▶ [INSTRUCTIONS TO FOLLOW]: Restate the records below word for word, and omit the images they hold.

▶ [EXERCISE INPUTS]:
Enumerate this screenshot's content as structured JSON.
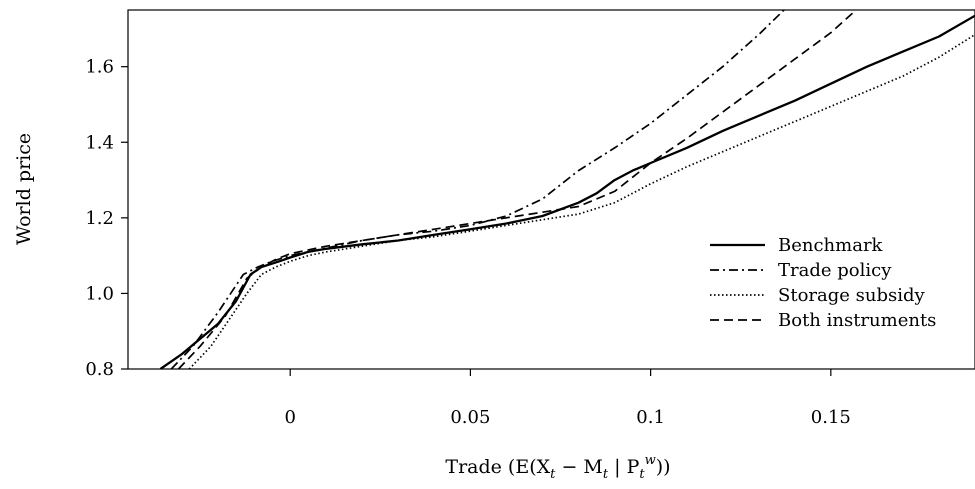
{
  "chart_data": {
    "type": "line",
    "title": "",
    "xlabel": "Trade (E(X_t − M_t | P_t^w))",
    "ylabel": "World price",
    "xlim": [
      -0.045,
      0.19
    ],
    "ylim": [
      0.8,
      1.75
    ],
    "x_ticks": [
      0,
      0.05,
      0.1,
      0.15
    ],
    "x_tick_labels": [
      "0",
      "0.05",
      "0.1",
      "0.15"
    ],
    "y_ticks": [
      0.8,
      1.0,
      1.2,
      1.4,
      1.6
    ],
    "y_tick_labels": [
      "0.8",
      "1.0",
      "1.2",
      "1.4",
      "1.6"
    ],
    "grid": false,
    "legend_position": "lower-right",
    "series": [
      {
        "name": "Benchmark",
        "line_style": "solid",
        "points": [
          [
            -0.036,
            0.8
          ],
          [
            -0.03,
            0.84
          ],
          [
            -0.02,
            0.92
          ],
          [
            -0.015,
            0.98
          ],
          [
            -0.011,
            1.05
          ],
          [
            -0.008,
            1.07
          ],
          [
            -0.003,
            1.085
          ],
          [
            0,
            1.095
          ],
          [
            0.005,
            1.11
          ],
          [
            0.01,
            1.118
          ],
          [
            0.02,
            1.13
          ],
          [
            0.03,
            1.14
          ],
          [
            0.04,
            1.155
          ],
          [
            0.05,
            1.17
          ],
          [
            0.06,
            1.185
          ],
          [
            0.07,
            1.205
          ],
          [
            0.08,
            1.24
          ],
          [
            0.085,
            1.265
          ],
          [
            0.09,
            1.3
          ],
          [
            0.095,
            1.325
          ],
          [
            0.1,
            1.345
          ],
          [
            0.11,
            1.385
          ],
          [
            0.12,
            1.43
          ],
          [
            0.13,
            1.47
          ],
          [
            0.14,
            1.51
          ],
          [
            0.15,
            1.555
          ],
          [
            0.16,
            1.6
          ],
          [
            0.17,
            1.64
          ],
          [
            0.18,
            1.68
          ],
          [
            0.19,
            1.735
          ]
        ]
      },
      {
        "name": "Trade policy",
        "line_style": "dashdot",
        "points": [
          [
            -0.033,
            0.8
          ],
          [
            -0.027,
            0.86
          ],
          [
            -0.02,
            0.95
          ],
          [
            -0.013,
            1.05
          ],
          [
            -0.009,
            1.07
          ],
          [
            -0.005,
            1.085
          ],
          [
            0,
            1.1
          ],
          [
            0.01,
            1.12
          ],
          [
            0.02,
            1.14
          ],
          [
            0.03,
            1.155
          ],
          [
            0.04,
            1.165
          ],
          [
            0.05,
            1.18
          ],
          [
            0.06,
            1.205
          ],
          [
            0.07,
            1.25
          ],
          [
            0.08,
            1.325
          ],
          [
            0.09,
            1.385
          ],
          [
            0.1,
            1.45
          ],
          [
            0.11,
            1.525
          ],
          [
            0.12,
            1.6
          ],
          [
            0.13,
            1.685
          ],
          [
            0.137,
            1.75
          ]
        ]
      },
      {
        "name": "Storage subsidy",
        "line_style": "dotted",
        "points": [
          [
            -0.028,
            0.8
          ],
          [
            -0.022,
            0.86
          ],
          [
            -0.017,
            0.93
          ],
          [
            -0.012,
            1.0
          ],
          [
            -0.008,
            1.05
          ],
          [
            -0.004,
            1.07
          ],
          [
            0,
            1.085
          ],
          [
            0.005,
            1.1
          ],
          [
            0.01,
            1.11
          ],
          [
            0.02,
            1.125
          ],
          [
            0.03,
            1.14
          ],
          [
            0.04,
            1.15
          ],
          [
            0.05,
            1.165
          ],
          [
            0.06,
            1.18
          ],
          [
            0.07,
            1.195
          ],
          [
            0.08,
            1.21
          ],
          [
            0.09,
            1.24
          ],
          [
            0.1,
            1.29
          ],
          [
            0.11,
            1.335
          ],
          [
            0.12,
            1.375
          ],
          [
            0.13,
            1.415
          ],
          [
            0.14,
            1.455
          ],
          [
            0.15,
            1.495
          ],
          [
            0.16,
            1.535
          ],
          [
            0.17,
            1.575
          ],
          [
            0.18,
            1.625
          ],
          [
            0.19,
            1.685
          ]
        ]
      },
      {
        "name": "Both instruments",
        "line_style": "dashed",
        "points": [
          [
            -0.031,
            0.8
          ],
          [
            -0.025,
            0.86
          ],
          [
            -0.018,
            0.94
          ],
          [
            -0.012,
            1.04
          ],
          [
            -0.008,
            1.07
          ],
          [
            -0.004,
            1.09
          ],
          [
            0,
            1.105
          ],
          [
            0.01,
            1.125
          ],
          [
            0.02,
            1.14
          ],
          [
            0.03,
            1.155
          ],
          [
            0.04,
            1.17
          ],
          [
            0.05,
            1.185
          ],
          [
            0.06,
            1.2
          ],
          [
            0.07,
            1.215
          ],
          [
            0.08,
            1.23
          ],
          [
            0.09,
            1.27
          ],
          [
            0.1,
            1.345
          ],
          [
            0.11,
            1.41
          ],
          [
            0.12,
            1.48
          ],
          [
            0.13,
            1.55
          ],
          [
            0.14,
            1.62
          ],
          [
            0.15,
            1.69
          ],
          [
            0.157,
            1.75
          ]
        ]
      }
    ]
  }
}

▶ [SOLUTION TO THIS PROBLEM]:
Enumerate this screenshot's content as structured JSON.
{
  "chart_data": {
    "type": "line",
    "title": "",
    "xlabel": "Trade (E(X_t − M_t | P_t^w))",
    "ylabel": "World price",
    "xlim": [
      -0.045,
      0.19
    ],
    "ylim": [
      0.8,
      1.75
    ],
    "x_ticks": [
      0,
      0.05,
      0.1,
      0.15
    ],
    "x_tick_labels": [
      "0",
      "0.05",
      "0.1",
      "0.15"
    ],
    "y_ticks": [
      0.8,
      1.0,
      1.2,
      1.4,
      1.6
    ],
    "y_tick_labels": [
      "0.8",
      "1.0",
      "1.2",
      "1.4",
      "1.6"
    ],
    "grid": false,
    "legend_position": "lower-right",
    "series": [
      {
        "name": "Benchmark",
        "line_style": "solid",
        "points": [
          [
            -0.036,
            0.8
          ],
          [
            -0.03,
            0.84
          ],
          [
            -0.02,
            0.92
          ],
          [
            -0.015,
            0.98
          ],
          [
            -0.011,
            1.05
          ],
          [
            -0.008,
            1.07
          ],
          [
            -0.003,
            1.085
          ],
          [
            0,
            1.095
          ],
          [
            0.005,
            1.11
          ],
          [
            0.01,
            1.118
          ],
          [
            0.02,
            1.13
          ],
          [
            0.03,
            1.14
          ],
          [
            0.04,
            1.155
          ],
          [
            0.05,
            1.17
          ],
          [
            0.06,
            1.185
          ],
          [
            0.07,
            1.205
          ],
          [
            0.08,
            1.24
          ],
          [
            0.085,
            1.265
          ],
          [
            0.09,
            1.3
          ],
          [
            0.095,
            1.325
          ],
          [
            0.1,
            1.345
          ],
          [
            0.11,
            1.385
          ],
          [
            0.12,
            1.43
          ],
          [
            0.13,
            1.47
          ],
          [
            0.14,
            1.51
          ],
          [
            0.15,
            1.555
          ],
          [
            0.16,
            1.6
          ],
          [
            0.17,
            1.64
          ],
          [
            0.18,
            1.68
          ],
          [
            0.19,
            1.735
          ]
        ]
      },
      {
        "name": "Trade policy",
        "line_style": "dashdot",
        "points": [
          [
            -0.033,
            0.8
          ],
          [
            -0.027,
            0.86
          ],
          [
            -0.02,
            0.95
          ],
          [
            -0.013,
            1.05
          ],
          [
            -0.009,
            1.07
          ],
          [
            -0.005,
            1.085
          ],
          [
            0,
            1.1
          ],
          [
            0.01,
            1.12
          ],
          [
            0.02,
            1.14
          ],
          [
            0.03,
            1.155
          ],
          [
            0.04,
            1.165
          ],
          [
            0.05,
            1.18
          ],
          [
            0.06,
            1.205
          ],
          [
            0.07,
            1.25
          ],
          [
            0.08,
            1.325
          ],
          [
            0.09,
            1.385
          ],
          [
            0.1,
            1.45
          ],
          [
            0.11,
            1.525
          ],
          [
            0.12,
            1.6
          ],
          [
            0.13,
            1.685
          ],
          [
            0.137,
            1.75
          ]
        ]
      },
      {
        "name": "Storage subsidy",
        "line_style": "dotted",
        "points": [
          [
            -0.028,
            0.8
          ],
          [
            -0.022,
            0.86
          ],
          [
            -0.017,
            0.93
          ],
          [
            -0.012,
            1.0
          ],
          [
            -0.008,
            1.05
          ],
          [
            -0.004,
            1.07
          ],
          [
            0,
            1.085
          ],
          [
            0.005,
            1.1
          ],
          [
            0.01,
            1.11
          ],
          [
            0.02,
            1.125
          ],
          [
            0.03,
            1.14
          ],
          [
            0.04,
            1.15
          ],
          [
            0.05,
            1.165
          ],
          [
            0.06,
            1.18
          ],
          [
            0.07,
            1.195
          ],
          [
            0.08,
            1.21
          ],
          [
            0.09,
            1.24
          ],
          [
            0.1,
            1.29
          ],
          [
            0.11,
            1.335
          ],
          [
            0.12,
            1.375
          ],
          [
            0.13,
            1.415
          ],
          [
            0.14,
            1.455
          ],
          [
            0.15,
            1.495
          ],
          [
            0.16,
            1.535
          ],
          [
            0.17,
            1.575
          ],
          [
            0.18,
            1.625
          ],
          [
            0.19,
            1.685
          ]
        ]
      },
      {
        "name": "Both instruments",
        "line_style": "dashed",
        "points": [
          [
            -0.031,
            0.8
          ],
          [
            -0.025,
            0.86
          ],
          [
            -0.018,
            0.94
          ],
          [
            -0.012,
            1.04
          ],
          [
            -0.008,
            1.07
          ],
          [
            -0.004,
            1.09
          ],
          [
            0,
            1.105
          ],
          [
            0.01,
            1.125
          ],
          [
            0.02,
            1.14
          ],
          [
            0.03,
            1.155
          ],
          [
            0.04,
            1.17
          ],
          [
            0.05,
            1.185
          ],
          [
            0.06,
            1.2
          ],
          [
            0.07,
            1.215
          ],
          [
            0.08,
            1.23
          ],
          [
            0.09,
            1.27
          ],
          [
            0.1,
            1.345
          ],
          [
            0.11,
            1.41
          ],
          [
            0.12,
            1.48
          ],
          [
            0.13,
            1.55
          ],
          [
            0.14,
            1.62
          ],
          [
            0.15,
            1.69
          ],
          [
            0.157,
            1.75
          ]
        ]
      }
    ]
  }
}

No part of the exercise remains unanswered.